▶ **WHAT YOU WILL DO**
Keep the pictures out and restate every record exactly.

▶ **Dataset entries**

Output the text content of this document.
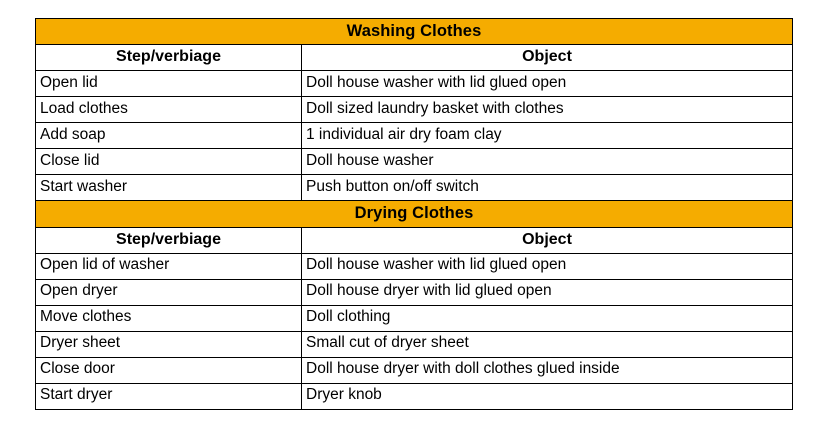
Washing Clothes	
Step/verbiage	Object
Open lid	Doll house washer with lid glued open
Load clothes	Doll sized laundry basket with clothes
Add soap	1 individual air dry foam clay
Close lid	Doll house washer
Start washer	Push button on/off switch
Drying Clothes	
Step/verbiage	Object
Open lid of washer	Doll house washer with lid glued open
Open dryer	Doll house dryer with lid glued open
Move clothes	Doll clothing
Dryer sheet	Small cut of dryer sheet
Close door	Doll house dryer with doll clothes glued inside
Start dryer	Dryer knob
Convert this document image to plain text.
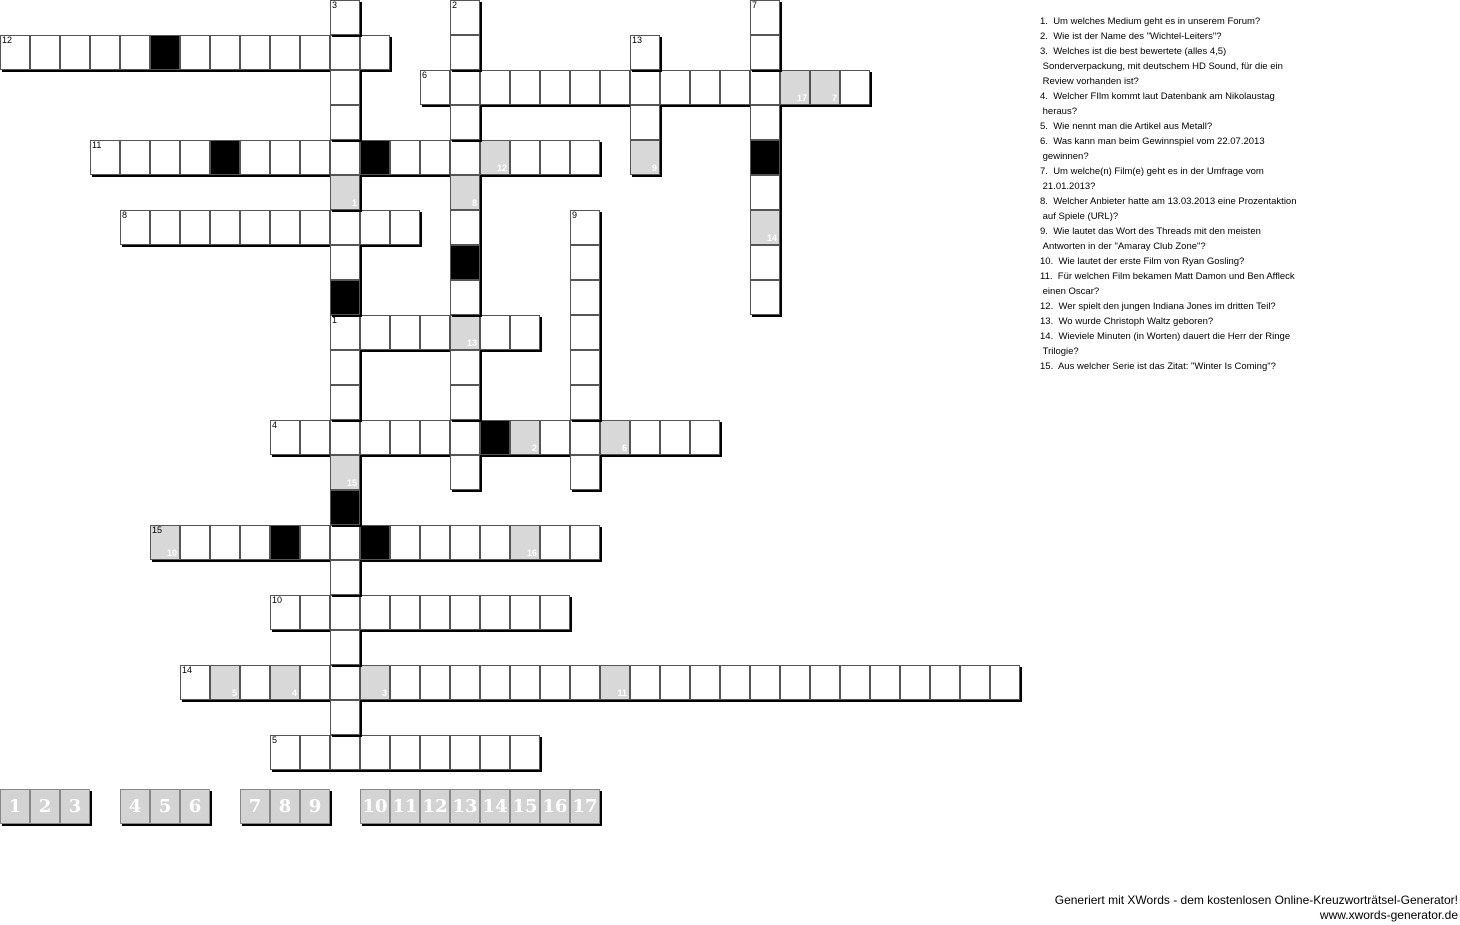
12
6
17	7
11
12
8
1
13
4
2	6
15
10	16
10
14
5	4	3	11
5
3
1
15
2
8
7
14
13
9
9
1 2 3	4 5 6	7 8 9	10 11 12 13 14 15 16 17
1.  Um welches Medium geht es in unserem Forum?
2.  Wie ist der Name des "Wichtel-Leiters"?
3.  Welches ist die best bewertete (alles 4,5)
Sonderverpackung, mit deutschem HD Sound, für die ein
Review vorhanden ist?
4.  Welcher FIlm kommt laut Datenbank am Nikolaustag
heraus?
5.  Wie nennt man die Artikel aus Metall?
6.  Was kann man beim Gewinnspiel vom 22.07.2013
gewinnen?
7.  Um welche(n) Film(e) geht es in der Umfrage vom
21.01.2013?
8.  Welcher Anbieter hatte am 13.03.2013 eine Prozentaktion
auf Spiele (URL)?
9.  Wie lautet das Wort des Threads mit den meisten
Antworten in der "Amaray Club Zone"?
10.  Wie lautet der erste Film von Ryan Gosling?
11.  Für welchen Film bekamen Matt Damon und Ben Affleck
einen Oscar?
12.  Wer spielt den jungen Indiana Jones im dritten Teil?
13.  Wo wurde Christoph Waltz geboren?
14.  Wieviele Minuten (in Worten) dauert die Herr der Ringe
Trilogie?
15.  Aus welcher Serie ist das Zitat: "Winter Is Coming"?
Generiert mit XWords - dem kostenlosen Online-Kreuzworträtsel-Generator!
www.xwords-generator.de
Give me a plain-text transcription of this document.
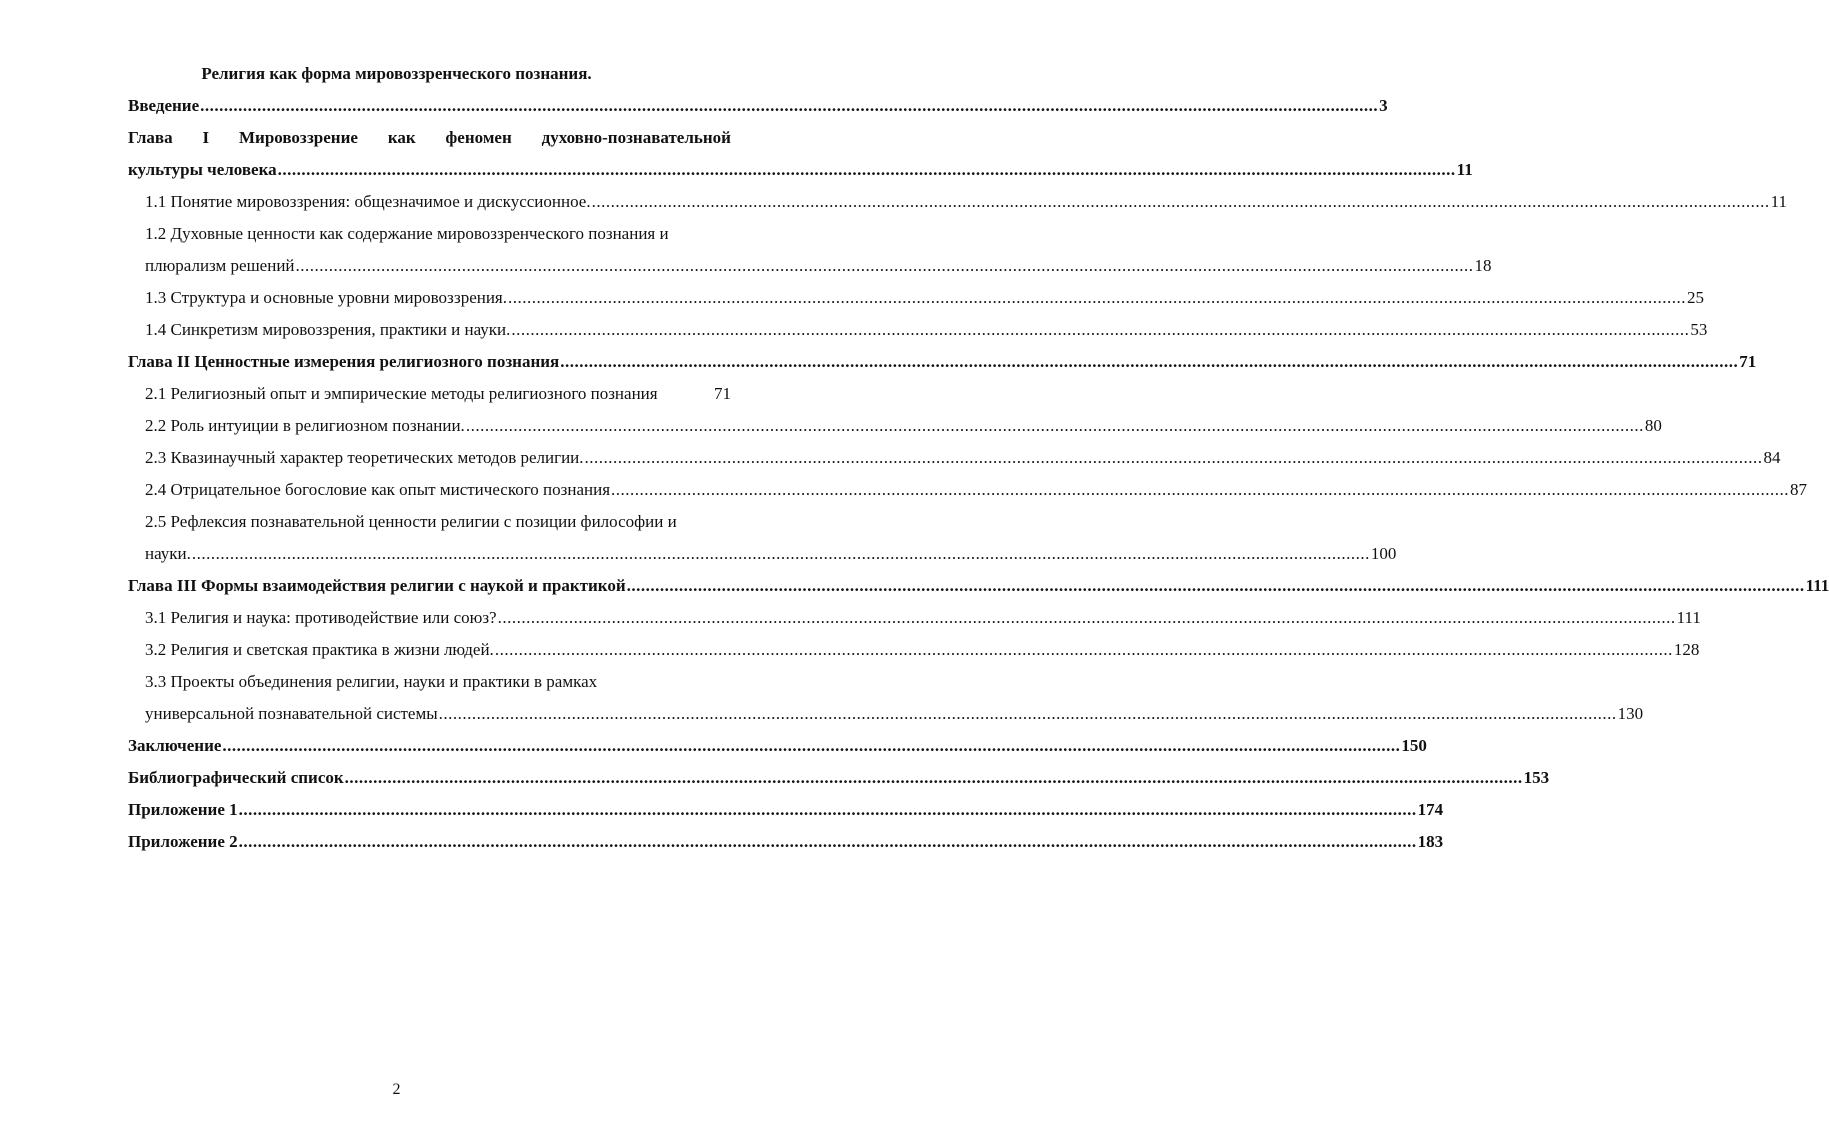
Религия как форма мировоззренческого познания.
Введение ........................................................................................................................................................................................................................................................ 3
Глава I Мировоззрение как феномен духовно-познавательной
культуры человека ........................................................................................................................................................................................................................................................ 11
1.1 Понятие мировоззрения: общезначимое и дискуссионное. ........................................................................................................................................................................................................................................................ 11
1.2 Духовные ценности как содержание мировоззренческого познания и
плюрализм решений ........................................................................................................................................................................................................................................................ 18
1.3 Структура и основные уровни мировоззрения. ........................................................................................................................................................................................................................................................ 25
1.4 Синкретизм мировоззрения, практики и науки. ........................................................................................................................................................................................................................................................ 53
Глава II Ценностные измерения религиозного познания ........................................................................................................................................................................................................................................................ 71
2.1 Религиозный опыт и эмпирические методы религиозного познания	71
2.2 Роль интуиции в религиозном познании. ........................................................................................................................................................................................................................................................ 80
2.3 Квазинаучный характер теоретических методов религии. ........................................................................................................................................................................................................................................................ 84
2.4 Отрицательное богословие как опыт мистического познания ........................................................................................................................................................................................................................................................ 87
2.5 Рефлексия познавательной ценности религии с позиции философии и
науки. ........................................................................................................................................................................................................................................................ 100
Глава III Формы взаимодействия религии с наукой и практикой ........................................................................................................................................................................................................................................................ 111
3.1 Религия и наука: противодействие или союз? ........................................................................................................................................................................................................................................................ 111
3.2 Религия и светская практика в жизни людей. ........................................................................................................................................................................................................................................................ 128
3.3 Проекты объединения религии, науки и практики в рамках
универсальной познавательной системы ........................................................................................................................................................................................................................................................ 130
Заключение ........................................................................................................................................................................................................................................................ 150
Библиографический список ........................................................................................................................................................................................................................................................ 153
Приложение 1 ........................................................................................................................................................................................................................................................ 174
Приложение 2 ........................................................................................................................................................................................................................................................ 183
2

▶ **COMPLETE RESPONSE**
Output the text content of this document.
Washing Clothes	
Step/verbiage	Object
Open lid	Doll house washer with lid glued open
Load clothes	Doll sized laundry basket with clothes
Add soap	1 individual air dry foam clay
Close lid	Doll house washer
Start washer	Push button on/off switch
Drying Clothes	
Step/verbiage	Object
Open lid of washer	Doll house washer with lid glued open
Open dryer	Doll house dryer with lid glued open
Move clothes	Doll clothing
Dryer sheet	Small cut of dryer sheet
Close door	Doll house dryer with doll clothes glued inside
Start dryer	Dryer knob
Convert this document image to plain text.
12
6
17	7
11
12
8
1
13
4
2	6
15
10	16
10
14
5	4	3	11
5
3
1
15
2
8
7
14
13
9
9
1 2 3	4 5 6	7 8 9	10 11 12 13 14 15 16 17
1.  Um welches Medium geht es in unserem Forum?
2.  Wie ist der Name des "Wichtel-Leiters"?
3.  Welches ist die best bewertete (alles 4,5)
Sonderverpackung, mit deutschem HD Sound, für die ein
Review vorhanden ist?
4.  Welcher FIlm kommt laut Datenbank am Nikolaustag
heraus?
5.  Wie nennt man die Artikel aus Metall?
6.  Was kann man beim Gewinnspiel vom 22.07.2013
gewinnen?
7.  Um welche(n) Film(e) geht es in der Umfrage vom
21.01.2013?
8.  Welcher Anbieter hatte am 13.03.2013 eine Prozentaktion
auf Spiele (URL)?
9.  Wie lautet das Wort des Threads mit den meisten
Antworten in der "Amaray Club Zone"?
10.  Wie lautet der erste Film von Ryan Gosling?
11.  Für welchen Film bekamen Matt Damon und Ben Affleck
einen Oscar?
12.  Wer spielt den jungen Indiana Jones im dritten Teil?
13.  Wo wurde Christoph Waltz geboren?
14.  Wieviele Minuten (in Worten) dauert die Herr der Ringe
Trilogie?
15.  Aus welcher Serie ist das Zitat: "Winter Is Coming"?
Generiert mit XWords - dem kostenlosen Online-Kreuzworträtsel-Generator!
www.xwords-generator.de
Give me a plain-text transcription of this document.
Религия как форма мировоззренческого познания.
Введение ........................................................................................................................................................................................................................................................ 3
Глава I Мировоззрение как феномен духовно-познавательной
культуры человека ........................................................................................................................................................................................................................................................ 11
1.1 Понятие мировоззрения: общезначимое и дискуссионное. ........................................................................................................................................................................................................................................................ 11
1.2 Духовные ценности как содержание мировоззренческого познания и
плюрализм решений ........................................................................................................................................................................................................................................................ 18
1.3 Структура и основные уровни мировоззрения. ........................................................................................................................................................................................................................................................ 25
1.4 Синкретизм мировоззрения, практики и науки. ........................................................................................................................................................................................................................................................ 53
Глава II Ценностные измерения религиозного познания ........................................................................................................................................................................................................................................................ 71
2.1 Религиозный опыт и эмпирические методы религиозного познания	71
2.2 Роль интуиции в религиозном познании. ........................................................................................................................................................................................................................................................ 80
2.3 Квазинаучный характер теоретических методов религии. ........................................................................................................................................................................................................................................................ 84
2.4 Отрицательное богословие как опыт мистического познания ........................................................................................................................................................................................................................................................ 87
2.5 Рефлексия познавательной ценности религии с позиции философии и
науки. ........................................................................................................................................................................................................................................................ 100
Глава III Формы взаимодействия религии с наукой и практикой ........................................................................................................................................................................................................................................................ 111
3.1 Религия и наука: противодействие или союз? ........................................................................................................................................................................................................................................................ 111
3.2 Религия и светская практика в жизни людей. ........................................................................................................................................................................................................................................................ 128
3.3 Проекты объединения религии, науки и практики в рамках
универсальной познавательной системы ........................................................................................................................................................................................................................................................ 130
Заключение ........................................................................................................................................................................................................................................................ 150
Библиографический список ........................................................................................................................................................................................................................................................ 153
Приложение 1 ........................................................................................................................................................................................................................................................ 174
Приложение 2 ........................................................................................................................................................................................................................................................ 183
2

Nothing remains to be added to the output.